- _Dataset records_
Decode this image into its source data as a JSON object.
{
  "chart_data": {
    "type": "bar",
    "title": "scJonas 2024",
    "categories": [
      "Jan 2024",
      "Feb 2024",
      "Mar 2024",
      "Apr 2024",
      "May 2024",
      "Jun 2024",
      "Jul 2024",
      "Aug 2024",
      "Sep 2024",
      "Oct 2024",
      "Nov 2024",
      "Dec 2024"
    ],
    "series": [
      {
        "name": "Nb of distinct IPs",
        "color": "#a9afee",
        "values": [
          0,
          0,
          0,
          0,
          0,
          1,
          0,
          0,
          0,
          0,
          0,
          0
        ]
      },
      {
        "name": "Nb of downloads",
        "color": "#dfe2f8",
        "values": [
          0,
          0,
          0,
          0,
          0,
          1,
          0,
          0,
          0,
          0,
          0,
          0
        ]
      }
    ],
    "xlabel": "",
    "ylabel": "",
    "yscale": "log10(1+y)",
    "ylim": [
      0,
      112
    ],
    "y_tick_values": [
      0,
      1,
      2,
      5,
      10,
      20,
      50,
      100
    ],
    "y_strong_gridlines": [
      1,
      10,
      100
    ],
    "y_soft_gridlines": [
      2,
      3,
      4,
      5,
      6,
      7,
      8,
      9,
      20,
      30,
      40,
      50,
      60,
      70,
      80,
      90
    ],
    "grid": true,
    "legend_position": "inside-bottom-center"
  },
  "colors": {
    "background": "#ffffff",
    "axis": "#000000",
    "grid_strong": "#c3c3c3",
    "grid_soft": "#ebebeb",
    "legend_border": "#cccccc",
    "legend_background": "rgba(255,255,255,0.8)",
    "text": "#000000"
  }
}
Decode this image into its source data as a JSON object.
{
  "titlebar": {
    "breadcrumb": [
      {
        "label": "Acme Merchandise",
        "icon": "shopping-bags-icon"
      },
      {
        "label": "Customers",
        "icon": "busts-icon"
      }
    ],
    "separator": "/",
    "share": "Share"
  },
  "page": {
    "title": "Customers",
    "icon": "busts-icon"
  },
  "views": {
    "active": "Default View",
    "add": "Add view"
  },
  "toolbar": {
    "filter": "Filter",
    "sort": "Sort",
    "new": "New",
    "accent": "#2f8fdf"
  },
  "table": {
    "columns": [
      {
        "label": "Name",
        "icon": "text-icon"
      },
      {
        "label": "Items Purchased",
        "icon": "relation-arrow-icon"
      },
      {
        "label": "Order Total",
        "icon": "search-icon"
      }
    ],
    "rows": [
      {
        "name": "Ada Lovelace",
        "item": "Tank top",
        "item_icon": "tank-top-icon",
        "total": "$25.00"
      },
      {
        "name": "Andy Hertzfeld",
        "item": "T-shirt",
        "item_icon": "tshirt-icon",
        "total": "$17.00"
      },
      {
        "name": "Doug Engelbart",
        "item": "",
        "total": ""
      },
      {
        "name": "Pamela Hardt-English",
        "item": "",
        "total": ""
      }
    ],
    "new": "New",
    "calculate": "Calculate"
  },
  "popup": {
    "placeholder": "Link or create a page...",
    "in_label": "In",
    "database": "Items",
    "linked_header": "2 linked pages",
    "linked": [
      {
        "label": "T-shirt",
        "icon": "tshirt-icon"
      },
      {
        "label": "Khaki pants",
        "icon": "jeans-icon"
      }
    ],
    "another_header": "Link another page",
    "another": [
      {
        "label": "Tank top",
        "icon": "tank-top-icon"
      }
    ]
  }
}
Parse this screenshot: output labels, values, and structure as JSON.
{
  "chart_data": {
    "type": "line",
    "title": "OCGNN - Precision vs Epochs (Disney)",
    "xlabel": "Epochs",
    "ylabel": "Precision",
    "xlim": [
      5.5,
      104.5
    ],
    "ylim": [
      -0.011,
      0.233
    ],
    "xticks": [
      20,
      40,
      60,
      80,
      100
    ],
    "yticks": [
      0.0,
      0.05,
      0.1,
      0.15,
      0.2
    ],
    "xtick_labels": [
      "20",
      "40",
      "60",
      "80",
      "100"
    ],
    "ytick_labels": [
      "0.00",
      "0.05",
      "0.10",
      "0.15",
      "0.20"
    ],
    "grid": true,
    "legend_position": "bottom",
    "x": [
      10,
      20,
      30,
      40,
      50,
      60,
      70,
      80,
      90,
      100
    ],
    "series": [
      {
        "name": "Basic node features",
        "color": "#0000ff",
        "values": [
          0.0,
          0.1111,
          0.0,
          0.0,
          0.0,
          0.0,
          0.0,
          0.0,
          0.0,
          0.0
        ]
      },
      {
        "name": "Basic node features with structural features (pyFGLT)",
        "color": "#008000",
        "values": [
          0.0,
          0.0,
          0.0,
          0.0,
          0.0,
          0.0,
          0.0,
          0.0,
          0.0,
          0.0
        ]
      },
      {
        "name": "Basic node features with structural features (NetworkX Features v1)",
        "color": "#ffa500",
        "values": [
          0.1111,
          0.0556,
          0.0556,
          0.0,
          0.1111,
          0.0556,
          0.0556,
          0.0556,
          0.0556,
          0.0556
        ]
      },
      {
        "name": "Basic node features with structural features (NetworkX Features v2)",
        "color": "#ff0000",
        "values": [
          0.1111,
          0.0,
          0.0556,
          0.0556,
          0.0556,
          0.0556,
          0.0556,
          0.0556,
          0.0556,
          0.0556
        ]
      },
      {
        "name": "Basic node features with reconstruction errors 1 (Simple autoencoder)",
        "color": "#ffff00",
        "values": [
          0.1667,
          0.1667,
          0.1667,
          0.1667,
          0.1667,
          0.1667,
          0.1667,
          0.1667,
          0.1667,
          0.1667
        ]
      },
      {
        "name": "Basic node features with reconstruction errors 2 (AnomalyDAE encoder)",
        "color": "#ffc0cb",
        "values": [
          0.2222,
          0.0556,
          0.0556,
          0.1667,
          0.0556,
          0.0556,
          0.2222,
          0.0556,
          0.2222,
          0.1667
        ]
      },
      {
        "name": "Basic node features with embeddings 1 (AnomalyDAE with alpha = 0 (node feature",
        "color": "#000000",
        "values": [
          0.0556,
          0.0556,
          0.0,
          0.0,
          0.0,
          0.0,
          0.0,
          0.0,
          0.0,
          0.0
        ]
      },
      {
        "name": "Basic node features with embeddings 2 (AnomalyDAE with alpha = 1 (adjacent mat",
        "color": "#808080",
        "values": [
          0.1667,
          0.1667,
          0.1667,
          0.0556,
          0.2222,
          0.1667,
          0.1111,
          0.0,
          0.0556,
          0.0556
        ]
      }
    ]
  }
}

- _Brief_
Exactly reproduce every line of the records.

- _Correct result_
Decode this image into its source data as a JSON object.
{
  "chart_data": {
    "type": "bar",
    "title": "scJonas 2024",
    "categories": [
      "Jan 2024",
      "Feb 2024",
      "Mar 2024",
      "Apr 2024",
      "May 2024",
      "Jun 2024",
      "Jul 2024",
      "Aug 2024",
      "Sep 2024",
      "Oct 2024",
      "Nov 2024",
      "Dec 2024"
    ],
    "series": [
      {
        "name": "Nb of distinct IPs",
        "color": "#a9afee",
        "values": [
          0,
          0,
          0,
          0,
          0,
          1,
          0,
          0,
          0,
          0,
          0,
          0
        ]
      },
      {
        "name": "Nb of downloads",
        "color": "#dfe2f8",
        "values": [
          0,
          0,
          0,
          0,
          0,
          1,
          0,
          0,
          0,
          0,
          0,
          0
        ]
      }
    ],
    "xlabel": "",
    "ylabel": "",
    "yscale": "log10(1+y)",
    "ylim": [
      0,
      112
    ],
    "y_tick_values": [
      0,
      1,
      2,
      5,
      10,
      20,
      50,
      100
    ],
    "y_strong_gridlines": [
      1,
      10,
      100
    ],
    "y_soft_gridlines": [
      2,
      3,
      4,
      5,
      6,
      7,
      8,
      9,
      20,
      30,
      40,
      50,
      60,
      70,
      80,
      90
    ],
    "grid": true,
    "legend_position": "inside-bottom-center"
  },
  "colors": {
    "background": "#ffffff",
    "axis": "#000000",
    "grid_strong": "#c3c3c3",
    "grid_soft": "#ebebeb",
    "legend_border": "#cccccc",
    "legend_background": "rgba(255,255,255,0.8)",
    "text": "#000000"
  }
}
Decode this image into its source data as a JSON object.
{
  "titlebar": {
    "breadcrumb": [
      {
        "label": "Acme Merchandise",
        "icon": "shopping-bags-icon"
      },
      {
        "label": "Customers",
        "icon": "busts-icon"
      }
    ],
    "separator": "/",
    "share": "Share"
  },
  "page": {
    "title": "Customers",
    "icon": "busts-icon"
  },
  "views": {
    "active": "Default View",
    "add": "Add view"
  },
  "toolbar": {
    "filter": "Filter",
    "sort": "Sort",
    "new": "New",
    "accent": "#2f8fdf"
  },
  "table": {
    "columns": [
      {
        "label": "Name",
        "icon": "text-icon"
      },
      {
        "label": "Items Purchased",
        "icon": "relation-arrow-icon"
      },
      {
        "label": "Order Total",
        "icon": "search-icon"
      }
    ],
    "rows": [
      {
        "name": "Ada Lovelace",
        "item": "Tank top",
        "item_icon": "tank-top-icon",
        "total": "$25.00"
      },
      {
        "name": "Andy Hertzfeld",
        "item": "T-shirt",
        "item_icon": "tshirt-icon",
        "total": "$17.00"
      },
      {
        "name": "Doug Engelbart",
        "item": "",
        "total": ""
      },
      {
        "name": "Pamela Hardt-English",
        "item": "",
        "total": ""
      }
    ],
    "new": "New",
    "calculate": "Calculate"
  },
  "popup": {
    "placeholder": "Link or create a page...",
    "in_label": "In",
    "database": "Items",
    "linked_header": "2 linked pages",
    "linked": [
      {
        "label": "T-shirt",
        "icon": "tshirt-icon"
      },
      {
        "label": "Khaki pants",
        "icon": "jeans-icon"
      }
    ],
    "another_header": "Link another page",
    "another": [
      {
        "label": "Tank top",
        "icon": "tank-top-icon"
      }
    ]
  }
}
Parse this screenshot: output labels, values, and structure as JSON.
{
  "chart_data": {
    "type": "line",
    "title": "OCGNN - Precision vs Epochs (Disney)",
    "xlabel": "Epochs",
    "ylabel": "Precision",
    "xlim": [
      5.5,
      104.5
    ],
    "ylim": [
      -0.011,
      0.233
    ],
    "xticks": [
      20,
      40,
      60,
      80,
      100
    ],
    "yticks": [
      0.0,
      0.05,
      0.1,
      0.15,
      0.2
    ],
    "xtick_labels": [
      "20",
      "40",
      "60",
      "80",
      "100"
    ],
    "ytick_labels": [
      "0.00",
      "0.05",
      "0.10",
      "0.15",
      "0.20"
    ],
    "grid": true,
    "legend_position": "bottom",
    "x": [
      10,
      20,
      30,
      40,
      50,
      60,
      70,
      80,
      90,
      100
    ],
    "series": [
      {
        "name": "Basic node features",
        "color": "#0000ff",
        "values": [
          0.0,
          0.1111,
          0.0,
          0.0,
          0.0,
          0.0,
          0.0,
          0.0,
          0.0,
          0.0
        ]
      },
      {
        "name": "Basic node features with structural features (pyFGLT)",
        "color": "#008000",
        "values": [
          0.0,
          0.0,
          0.0,
          0.0,
          0.0,
          0.0,
          0.0,
          0.0,
          0.0,
          0.0
        ]
      },
      {
        "name": "Basic node features with structural features (NetworkX Features v1)",
        "color": "#ffa500",
        "values": [
          0.1111,
          0.0556,
          0.0556,
          0.0,
          0.1111,
          0.0556,
          0.0556,
          0.0556,
          0.0556,
          0.0556
        ]
      },
      {
        "name": "Basic node features with structural features (NetworkX Features v2)",
        "color": "#ff0000",
        "values": [
          0.1111,
          0.0,
          0.0556,
          0.0556,
          0.0556,
          0.0556,
          0.0556,
          0.0556,
          0.0556,
          0.0556
        ]
      },
      {
        "name": "Basic node features with reconstruction errors 1 (Simple autoencoder)",
        "color": "#ffff00",
        "values": [
          0.1667,
          0.1667,
          0.1667,
          0.1667,
          0.1667,
          0.1667,
          0.1667,
          0.1667,
          0.1667,
          0.1667
        ]
      },
      {
        "name": "Basic node features with reconstruction errors 2 (AnomalyDAE encoder)",
        "color": "#ffc0cb",
        "values": [
          0.2222,
          0.0556,
          0.0556,
          0.1667,
          0.0556,
          0.0556,
          0.2222,
          0.0556,
          0.2222,
          0.1667
        ]
      },
      {
        "name": "Basic node features with embeddings 1 (AnomalyDAE with alpha = 0 (node feature",
        "color": "#000000",
        "values": [
          0.0556,
          0.0556,
          0.0,
          0.0,
          0.0,
          0.0,
          0.0,
          0.0,
          0.0,
          0.0
        ]
      },
      {
        "name": "Basic node features with embeddings 2 (AnomalyDAE with alpha = 1 (adjacent mat",
        "color": "#808080",
        "values": [
          0.1667,
          0.1667,
          0.1667,
          0.0556,
          0.2222,
          0.1667,
          0.1111,
          0.0,
          0.0556,
          0.0556
        ]
      }
    ]
  }
}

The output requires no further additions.